_Stored records_.
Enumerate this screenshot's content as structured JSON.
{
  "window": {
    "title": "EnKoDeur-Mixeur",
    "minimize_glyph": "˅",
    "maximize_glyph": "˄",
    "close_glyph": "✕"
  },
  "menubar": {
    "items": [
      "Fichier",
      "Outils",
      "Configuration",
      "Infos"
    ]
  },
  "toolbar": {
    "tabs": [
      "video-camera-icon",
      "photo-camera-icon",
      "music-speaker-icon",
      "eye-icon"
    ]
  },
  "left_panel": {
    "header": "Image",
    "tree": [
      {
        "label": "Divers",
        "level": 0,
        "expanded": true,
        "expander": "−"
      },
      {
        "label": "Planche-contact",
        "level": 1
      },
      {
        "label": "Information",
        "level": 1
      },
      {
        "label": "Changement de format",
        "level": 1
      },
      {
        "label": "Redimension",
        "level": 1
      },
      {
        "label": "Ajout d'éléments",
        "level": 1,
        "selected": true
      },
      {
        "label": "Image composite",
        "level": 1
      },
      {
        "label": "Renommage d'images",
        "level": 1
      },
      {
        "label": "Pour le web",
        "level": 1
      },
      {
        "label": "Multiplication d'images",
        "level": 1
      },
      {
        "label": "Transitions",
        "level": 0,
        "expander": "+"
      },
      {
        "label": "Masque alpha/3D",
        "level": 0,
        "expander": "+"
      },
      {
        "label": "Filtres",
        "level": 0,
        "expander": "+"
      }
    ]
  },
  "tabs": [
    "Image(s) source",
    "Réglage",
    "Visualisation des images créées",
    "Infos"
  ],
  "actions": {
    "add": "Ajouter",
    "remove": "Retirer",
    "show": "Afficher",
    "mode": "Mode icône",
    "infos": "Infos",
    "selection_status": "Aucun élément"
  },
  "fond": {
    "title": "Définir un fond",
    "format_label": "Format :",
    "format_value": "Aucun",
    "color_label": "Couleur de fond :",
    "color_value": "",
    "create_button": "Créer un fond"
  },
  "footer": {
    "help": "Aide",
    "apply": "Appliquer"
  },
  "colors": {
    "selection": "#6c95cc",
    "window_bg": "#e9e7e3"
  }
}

...

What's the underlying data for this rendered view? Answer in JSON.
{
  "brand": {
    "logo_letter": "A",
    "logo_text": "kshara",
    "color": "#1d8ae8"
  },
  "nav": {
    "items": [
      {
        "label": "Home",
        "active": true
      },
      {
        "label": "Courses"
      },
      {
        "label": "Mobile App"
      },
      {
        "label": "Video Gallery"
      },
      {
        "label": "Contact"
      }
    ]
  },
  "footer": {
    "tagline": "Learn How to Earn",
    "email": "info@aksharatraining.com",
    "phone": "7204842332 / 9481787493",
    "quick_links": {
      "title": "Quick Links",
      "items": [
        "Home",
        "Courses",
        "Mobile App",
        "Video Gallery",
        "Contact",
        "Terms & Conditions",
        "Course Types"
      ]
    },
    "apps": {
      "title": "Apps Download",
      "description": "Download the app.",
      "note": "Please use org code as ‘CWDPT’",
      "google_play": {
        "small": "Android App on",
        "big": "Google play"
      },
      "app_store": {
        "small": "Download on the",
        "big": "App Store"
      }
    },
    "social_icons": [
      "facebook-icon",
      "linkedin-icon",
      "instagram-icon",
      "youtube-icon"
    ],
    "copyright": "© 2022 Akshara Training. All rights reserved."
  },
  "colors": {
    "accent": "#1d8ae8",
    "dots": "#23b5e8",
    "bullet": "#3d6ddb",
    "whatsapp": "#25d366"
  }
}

_Problem requirements_. Report how many lines in this data include the string "Download", and nothing else.

_Output below_. 3